┌──
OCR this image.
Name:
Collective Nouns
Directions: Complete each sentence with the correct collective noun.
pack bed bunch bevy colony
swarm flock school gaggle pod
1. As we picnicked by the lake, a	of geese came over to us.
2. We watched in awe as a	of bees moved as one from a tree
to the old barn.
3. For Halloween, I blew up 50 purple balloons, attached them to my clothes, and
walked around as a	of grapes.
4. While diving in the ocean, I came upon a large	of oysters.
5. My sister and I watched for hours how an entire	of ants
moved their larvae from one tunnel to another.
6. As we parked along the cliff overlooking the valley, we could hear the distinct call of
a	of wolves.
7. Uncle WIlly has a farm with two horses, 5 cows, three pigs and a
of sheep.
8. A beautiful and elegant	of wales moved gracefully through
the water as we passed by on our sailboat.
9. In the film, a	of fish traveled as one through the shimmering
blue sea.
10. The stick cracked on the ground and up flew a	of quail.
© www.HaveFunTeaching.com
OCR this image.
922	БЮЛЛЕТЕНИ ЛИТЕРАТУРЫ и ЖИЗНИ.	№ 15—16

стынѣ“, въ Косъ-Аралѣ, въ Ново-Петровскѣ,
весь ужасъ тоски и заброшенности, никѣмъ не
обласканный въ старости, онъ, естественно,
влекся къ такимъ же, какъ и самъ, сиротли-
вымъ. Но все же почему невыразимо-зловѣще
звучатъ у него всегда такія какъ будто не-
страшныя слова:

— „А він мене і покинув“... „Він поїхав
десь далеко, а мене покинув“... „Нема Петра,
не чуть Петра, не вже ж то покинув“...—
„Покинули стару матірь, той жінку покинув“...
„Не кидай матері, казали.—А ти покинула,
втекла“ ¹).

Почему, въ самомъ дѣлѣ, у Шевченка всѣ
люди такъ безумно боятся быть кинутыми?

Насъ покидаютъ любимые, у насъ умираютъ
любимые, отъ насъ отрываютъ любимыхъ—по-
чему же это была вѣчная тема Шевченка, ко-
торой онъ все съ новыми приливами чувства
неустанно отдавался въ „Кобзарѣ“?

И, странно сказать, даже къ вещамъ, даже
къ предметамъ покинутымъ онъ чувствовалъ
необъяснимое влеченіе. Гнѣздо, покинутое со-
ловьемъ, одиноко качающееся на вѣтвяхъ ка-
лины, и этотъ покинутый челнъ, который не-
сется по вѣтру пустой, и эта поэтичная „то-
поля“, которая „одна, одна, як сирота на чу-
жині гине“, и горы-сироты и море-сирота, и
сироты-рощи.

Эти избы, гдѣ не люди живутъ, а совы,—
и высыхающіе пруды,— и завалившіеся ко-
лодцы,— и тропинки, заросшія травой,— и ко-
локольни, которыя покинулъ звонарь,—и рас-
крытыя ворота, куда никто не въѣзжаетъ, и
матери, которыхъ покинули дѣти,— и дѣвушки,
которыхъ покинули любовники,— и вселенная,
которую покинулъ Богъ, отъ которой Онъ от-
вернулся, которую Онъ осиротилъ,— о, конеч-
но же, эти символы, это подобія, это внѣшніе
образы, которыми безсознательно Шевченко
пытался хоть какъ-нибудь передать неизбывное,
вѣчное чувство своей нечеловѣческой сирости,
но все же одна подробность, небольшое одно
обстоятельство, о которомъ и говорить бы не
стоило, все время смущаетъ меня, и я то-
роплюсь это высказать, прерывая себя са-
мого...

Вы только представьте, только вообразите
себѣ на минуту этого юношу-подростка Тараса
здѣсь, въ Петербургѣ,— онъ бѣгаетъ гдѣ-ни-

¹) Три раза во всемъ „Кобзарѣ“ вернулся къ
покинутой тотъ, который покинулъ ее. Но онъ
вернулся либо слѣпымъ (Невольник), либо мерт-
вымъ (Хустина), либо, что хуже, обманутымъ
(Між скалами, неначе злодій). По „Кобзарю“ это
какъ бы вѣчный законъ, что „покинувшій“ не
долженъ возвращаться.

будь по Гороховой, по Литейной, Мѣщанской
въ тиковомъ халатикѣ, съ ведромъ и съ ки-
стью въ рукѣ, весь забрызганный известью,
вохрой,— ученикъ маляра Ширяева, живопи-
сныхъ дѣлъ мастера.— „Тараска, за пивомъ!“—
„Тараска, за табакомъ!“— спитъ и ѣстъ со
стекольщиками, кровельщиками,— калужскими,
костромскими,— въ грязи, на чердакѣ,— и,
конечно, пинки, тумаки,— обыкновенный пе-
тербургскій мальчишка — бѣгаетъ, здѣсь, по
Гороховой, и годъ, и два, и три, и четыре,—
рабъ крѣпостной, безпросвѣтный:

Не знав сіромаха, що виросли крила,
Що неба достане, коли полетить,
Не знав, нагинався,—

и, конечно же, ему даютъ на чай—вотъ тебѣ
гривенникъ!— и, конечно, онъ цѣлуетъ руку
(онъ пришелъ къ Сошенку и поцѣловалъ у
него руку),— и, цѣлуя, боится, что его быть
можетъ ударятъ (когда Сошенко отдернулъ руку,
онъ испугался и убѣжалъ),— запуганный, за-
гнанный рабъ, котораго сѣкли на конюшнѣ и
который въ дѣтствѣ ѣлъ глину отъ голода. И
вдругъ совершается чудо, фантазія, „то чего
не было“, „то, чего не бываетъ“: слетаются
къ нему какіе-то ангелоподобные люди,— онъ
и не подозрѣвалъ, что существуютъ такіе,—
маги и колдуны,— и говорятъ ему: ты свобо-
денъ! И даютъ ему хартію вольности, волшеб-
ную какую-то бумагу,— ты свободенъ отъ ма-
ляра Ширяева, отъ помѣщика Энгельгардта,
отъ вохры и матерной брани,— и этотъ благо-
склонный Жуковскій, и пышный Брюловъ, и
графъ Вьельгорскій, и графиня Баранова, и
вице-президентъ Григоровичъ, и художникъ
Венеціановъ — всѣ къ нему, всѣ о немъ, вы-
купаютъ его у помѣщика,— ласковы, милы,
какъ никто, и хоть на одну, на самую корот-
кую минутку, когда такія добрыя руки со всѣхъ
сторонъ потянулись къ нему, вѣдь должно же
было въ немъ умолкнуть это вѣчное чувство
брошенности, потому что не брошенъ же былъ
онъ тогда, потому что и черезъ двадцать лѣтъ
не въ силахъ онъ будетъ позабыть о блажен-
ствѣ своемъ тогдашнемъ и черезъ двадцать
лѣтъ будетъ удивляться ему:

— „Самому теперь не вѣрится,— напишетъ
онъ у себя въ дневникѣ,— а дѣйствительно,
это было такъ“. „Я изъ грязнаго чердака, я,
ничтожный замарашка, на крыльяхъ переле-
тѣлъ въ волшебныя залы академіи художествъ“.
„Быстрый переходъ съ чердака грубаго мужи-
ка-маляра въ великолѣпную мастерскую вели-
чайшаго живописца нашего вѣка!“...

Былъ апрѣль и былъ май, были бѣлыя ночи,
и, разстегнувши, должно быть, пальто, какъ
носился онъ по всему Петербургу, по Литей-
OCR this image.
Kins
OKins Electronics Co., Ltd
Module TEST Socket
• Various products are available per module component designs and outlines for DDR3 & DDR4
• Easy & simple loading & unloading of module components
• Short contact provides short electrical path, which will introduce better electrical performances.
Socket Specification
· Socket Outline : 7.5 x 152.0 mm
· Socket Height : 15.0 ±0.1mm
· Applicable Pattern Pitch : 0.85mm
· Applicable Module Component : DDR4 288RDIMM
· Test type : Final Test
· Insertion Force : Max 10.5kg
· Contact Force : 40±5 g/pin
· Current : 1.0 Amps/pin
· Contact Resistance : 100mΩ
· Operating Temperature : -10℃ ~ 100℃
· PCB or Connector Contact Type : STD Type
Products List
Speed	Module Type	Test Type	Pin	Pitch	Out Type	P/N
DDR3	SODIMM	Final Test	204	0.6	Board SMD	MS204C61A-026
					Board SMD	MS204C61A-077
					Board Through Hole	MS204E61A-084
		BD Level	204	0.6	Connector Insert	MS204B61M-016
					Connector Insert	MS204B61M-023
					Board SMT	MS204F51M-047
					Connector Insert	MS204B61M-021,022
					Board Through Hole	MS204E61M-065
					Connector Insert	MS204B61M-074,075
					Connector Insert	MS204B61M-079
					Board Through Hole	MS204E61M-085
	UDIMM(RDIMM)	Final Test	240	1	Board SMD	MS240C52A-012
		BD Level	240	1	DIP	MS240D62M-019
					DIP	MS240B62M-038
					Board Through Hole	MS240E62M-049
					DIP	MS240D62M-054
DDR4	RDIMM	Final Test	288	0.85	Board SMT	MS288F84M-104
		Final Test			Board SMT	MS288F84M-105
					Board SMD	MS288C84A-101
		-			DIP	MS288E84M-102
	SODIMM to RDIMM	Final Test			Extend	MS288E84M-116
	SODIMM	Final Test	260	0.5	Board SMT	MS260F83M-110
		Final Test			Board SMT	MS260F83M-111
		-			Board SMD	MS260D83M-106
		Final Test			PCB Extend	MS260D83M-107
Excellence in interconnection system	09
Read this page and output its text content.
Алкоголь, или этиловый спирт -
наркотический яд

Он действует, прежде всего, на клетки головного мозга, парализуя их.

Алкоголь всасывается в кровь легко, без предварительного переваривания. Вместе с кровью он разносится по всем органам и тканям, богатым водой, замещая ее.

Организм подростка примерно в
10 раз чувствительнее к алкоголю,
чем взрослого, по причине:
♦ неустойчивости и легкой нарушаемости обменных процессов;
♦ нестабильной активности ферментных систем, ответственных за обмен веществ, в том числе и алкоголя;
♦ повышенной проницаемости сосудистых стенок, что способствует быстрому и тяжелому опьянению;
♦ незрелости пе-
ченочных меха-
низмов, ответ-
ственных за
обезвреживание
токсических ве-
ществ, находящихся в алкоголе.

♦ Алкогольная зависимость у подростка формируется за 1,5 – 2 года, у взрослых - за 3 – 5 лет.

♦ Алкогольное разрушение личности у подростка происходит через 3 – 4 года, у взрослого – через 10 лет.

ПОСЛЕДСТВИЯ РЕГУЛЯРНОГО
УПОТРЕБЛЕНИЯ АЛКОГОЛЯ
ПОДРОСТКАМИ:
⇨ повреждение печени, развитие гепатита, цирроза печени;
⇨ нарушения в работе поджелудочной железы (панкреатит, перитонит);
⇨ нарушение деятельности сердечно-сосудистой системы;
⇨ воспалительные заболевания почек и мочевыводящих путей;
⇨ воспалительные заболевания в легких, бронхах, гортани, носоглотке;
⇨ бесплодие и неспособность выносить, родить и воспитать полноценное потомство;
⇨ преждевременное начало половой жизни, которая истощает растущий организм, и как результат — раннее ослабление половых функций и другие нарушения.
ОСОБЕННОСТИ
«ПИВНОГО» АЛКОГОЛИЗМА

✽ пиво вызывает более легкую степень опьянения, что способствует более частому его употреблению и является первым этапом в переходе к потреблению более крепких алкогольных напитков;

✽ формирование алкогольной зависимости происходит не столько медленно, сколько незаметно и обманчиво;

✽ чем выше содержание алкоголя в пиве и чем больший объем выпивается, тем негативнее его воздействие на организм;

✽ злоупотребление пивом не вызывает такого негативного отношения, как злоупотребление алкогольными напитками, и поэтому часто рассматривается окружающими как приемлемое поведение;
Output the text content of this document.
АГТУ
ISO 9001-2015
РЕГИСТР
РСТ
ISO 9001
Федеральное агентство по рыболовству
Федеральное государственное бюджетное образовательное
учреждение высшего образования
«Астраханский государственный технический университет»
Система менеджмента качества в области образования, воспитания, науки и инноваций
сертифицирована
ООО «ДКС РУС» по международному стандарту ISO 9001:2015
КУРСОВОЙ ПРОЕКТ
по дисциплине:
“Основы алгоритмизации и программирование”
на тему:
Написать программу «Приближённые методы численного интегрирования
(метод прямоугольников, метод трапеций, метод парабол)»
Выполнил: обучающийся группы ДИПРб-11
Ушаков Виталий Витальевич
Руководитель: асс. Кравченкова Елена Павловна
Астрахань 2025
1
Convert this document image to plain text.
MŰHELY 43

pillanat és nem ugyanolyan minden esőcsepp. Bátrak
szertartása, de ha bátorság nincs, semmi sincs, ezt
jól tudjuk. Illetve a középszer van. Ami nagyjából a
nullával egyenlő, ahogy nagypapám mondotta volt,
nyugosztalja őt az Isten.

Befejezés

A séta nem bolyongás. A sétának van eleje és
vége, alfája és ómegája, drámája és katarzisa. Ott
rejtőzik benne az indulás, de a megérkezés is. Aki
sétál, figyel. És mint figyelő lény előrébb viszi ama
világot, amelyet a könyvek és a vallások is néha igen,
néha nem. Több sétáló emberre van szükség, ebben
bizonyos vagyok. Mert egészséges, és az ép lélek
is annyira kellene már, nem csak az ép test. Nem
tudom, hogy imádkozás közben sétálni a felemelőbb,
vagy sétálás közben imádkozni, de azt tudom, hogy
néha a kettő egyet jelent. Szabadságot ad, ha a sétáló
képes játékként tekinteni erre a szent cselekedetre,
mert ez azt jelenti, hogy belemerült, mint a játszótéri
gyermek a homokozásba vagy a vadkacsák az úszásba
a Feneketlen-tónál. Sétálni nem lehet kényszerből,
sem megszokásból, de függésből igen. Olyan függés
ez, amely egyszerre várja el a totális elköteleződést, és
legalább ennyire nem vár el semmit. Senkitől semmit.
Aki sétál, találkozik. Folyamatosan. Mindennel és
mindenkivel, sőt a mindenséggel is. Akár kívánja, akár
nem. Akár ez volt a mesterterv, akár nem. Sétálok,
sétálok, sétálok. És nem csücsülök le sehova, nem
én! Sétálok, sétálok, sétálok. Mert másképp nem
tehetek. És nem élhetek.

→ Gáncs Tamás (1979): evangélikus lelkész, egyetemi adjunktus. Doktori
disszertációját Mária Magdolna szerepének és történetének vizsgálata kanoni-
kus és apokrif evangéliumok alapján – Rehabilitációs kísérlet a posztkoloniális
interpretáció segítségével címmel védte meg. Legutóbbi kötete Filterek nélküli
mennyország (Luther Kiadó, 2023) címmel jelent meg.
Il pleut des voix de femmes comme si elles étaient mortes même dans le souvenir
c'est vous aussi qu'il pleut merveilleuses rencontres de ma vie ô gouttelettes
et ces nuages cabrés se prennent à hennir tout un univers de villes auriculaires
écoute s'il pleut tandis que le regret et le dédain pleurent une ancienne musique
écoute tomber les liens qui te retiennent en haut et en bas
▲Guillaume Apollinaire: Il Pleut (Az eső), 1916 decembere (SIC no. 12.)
└──
From the data above, show each line that contains "насъ".

* _RESPONSE TO THE EXERCISE_:
Насъ покидаютъ любимые, у насъ умираютъ
любимые, отъ насъ отрываютъ любимыхъ—по-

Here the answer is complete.